==== EXTRAIT DU DOCUMENT
Mme Roselyne Bachelot, rapporteure, a indiqué que la proposition de loi dont elle est l'auteur porte sur le problème difficile qu'est l'insertion des personnes handicapées - et, plus spécifiquement, sur la question de leur accès au logement social.

Elle a rappelé qu'en matière d'accessibilité au logement, une série de dispositions législatives et réglementaires existe déjà. C'est ainsi que l'article L. 111-7 du code de la construction et de l'habitation impose que les dispositions architecturales et les aménagements de nombreux locaux soient tels que leur accessibilité soit garantie. Quant aux articles R. 111-18 et suivants du même code, ils imposent que la plupart des espaces des bâtiments d'habitation collectifs neufs soient adaptés aux personnes à mobilité réduite.
========
OBJECTIF 1 =
Recopiez intégralement l'extrait sur l'accès des personnes handicapées au logement social.
==== ENTRÉES FOURNIES
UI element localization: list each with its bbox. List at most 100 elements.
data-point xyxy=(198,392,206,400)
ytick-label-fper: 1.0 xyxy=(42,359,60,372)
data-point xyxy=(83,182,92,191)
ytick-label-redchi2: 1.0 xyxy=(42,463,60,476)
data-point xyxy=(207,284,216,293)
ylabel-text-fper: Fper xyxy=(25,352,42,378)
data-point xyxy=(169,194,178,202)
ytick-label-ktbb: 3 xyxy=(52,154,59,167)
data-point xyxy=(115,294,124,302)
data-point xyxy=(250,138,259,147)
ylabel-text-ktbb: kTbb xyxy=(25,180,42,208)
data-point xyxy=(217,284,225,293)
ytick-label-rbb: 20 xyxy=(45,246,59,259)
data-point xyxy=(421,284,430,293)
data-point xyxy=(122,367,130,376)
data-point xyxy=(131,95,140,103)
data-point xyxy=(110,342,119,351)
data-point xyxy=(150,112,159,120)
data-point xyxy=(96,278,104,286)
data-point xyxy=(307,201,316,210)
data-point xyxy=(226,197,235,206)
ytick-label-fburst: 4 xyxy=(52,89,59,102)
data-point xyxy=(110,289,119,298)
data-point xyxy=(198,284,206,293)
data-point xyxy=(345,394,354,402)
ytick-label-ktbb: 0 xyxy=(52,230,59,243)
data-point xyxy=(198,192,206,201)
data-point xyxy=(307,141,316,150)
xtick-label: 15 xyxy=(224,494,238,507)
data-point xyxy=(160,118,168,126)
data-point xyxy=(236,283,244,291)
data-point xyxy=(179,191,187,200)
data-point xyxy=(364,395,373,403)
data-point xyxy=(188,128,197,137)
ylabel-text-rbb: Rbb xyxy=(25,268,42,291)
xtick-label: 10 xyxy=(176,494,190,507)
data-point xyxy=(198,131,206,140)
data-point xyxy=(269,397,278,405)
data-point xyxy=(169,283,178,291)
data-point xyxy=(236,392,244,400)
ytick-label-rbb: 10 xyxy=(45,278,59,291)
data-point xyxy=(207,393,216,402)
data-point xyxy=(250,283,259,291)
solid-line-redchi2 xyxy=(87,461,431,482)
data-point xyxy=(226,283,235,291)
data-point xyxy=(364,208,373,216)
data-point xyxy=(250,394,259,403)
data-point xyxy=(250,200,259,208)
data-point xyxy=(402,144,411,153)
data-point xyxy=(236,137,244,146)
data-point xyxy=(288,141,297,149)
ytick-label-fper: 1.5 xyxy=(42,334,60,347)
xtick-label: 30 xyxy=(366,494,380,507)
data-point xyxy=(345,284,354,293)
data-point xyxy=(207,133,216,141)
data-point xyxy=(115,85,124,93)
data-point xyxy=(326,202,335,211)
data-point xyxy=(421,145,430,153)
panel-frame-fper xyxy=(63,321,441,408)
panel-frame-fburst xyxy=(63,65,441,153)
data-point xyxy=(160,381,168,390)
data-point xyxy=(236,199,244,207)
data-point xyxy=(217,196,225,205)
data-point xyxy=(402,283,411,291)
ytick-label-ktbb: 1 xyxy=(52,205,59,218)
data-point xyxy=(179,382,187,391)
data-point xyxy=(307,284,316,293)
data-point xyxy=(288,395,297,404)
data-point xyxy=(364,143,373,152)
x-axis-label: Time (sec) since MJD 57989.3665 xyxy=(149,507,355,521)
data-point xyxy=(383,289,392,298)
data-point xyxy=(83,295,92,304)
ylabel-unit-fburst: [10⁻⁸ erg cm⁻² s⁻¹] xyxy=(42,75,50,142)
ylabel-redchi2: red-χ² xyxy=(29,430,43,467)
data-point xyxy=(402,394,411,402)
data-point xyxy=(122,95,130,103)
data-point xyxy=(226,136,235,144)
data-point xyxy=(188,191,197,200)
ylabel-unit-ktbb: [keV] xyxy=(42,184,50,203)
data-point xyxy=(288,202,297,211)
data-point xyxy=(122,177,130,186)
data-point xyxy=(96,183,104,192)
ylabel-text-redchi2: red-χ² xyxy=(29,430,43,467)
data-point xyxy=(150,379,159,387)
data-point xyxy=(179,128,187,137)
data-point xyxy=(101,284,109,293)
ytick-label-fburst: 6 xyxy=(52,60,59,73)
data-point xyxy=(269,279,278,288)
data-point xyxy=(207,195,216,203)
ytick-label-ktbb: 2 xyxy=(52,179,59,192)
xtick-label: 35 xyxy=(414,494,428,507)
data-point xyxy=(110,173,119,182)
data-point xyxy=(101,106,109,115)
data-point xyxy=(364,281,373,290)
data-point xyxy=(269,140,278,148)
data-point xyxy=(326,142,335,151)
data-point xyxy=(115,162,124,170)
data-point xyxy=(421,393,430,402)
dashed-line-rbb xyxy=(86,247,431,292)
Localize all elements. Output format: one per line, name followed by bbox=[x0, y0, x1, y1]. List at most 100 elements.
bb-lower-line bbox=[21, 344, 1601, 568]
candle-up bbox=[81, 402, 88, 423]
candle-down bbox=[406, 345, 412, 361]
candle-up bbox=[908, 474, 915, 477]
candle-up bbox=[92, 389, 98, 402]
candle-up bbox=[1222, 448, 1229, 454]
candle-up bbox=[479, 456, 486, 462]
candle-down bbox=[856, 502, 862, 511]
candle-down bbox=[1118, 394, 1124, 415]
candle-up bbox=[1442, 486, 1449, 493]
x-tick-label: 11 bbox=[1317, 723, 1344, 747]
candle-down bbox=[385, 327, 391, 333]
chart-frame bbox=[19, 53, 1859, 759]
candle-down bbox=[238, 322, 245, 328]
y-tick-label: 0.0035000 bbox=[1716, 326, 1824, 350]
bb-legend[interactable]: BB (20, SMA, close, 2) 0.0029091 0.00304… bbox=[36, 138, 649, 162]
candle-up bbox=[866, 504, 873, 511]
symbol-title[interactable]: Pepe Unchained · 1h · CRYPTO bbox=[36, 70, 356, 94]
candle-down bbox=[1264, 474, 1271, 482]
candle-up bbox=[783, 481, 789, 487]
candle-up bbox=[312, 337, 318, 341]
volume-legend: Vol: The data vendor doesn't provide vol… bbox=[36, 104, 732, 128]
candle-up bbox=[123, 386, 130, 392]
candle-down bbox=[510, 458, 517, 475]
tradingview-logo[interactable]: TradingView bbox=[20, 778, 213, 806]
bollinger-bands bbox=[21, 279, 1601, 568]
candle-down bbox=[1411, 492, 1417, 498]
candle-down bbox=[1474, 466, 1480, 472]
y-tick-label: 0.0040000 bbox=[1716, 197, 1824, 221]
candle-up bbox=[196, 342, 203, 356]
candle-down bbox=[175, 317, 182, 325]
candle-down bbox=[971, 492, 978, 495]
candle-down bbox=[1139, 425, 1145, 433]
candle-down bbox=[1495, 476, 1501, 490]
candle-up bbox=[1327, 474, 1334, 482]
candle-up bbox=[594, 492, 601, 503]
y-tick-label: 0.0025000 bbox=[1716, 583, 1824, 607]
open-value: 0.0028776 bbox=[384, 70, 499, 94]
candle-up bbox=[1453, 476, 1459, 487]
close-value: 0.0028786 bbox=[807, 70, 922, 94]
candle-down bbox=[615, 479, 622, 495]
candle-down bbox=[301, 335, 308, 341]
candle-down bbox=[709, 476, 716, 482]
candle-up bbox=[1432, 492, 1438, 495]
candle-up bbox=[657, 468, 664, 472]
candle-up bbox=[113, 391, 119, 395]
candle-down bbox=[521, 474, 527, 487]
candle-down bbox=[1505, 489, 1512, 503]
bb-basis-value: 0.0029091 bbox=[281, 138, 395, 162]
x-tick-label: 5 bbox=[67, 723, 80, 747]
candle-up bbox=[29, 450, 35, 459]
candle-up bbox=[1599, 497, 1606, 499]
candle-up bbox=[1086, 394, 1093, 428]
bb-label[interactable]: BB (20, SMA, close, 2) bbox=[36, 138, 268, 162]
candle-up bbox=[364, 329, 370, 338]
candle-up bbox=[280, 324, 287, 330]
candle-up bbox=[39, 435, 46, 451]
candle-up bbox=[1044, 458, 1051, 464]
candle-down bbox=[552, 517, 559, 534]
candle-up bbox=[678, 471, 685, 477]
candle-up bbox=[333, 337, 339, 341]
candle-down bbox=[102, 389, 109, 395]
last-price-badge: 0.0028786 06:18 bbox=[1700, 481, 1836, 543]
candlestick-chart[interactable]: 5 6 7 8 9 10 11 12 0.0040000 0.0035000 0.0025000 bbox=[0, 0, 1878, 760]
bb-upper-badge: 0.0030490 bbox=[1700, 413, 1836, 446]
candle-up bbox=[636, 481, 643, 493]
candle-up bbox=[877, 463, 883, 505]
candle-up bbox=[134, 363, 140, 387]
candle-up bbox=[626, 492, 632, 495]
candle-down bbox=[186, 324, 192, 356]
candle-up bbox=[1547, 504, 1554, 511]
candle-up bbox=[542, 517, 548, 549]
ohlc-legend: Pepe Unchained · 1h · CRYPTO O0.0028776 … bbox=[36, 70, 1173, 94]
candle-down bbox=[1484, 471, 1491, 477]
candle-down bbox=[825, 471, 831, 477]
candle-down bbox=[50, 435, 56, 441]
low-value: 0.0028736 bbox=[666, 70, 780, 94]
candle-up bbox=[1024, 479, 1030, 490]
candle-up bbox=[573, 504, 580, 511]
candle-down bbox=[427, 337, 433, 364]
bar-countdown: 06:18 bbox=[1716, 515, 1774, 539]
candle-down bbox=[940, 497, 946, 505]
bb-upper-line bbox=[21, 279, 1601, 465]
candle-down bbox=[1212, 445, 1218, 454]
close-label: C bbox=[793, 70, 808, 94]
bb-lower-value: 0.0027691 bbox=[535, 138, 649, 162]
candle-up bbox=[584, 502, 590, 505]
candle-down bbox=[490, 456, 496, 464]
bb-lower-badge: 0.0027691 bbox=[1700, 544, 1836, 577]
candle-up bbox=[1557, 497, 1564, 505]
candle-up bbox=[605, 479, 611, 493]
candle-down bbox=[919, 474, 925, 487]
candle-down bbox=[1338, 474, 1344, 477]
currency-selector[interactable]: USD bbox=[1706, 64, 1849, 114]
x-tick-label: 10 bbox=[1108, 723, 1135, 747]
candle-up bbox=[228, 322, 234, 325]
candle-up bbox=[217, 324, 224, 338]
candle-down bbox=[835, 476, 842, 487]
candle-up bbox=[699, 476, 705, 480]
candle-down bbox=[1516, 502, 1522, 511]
========
OBJECTIF 2 =
Transformez en tableau Markdown les lignes des entrées, de la toute première jusqu'à celle qui contient « data-point xyxy=(250,138,259,147) », bornes incluses. Mettez le numéro de ligne dans la colonne « Rang » et son texte dans la colonne « Ligne », sans les lignes vides.

RÉSULTAT FINAL 1 =
Mme Roselyne Bachelot, rapporteure, a indiqué que la proposition de loi dont elle est l'auteur porte sur le problème difficile qu'est l'insertion des personnes handicapées - et, plus spécifiquement, sur la question de leur accès au logement social.

Elle a rappelé qu'en matière d'accessibilité au logement, une série de dispositions législatives et réglementaires existe déjà. C'est ainsi que l'article L. 111-7 du code de la construction et de l'habitation impose que les dispositions architecturales et les aménagements de nombreux locaux soient tels que leur accessibilité soit garantie. Quant aux articles R. 111-18 et suivants du même code, ils imposent que la plupart des espaces des bâtiments d'habitation collectifs neufs soient adaptés aux personnes à mobilité réduite.

RÉSULTAT FINAL 2 =
| Rang | Ligne |
|---|---|
| 1 | UI element localization: list each with its bbox. List at most 100 elements. |
| 2 | data-point xyxy=(198,392,206,400) |
| 3 | ytick-label-fper: 1.0 xyxy=(42,359,60,372) |
| 4 | data-point xyxy=(83,182,92,191) |
| 5 | ytick-label-redchi2: 1.0 xyxy=(42,463,60,476) |
| 6 | data-point xyxy=(207,284,216,293) |
| 7 | ylabel-text-fper: Fper xyxy=(25,352,42,378) |
| 8 | data-point xyxy=(169,194,178,202) |
| 9 | ytick-label-ktbb: 3 xyxy=(52,154,59,167) |
| 10 | data-point xyxy=(115,294,124,302) |
| 11 | data-point xyxy=(250,138,259,147) |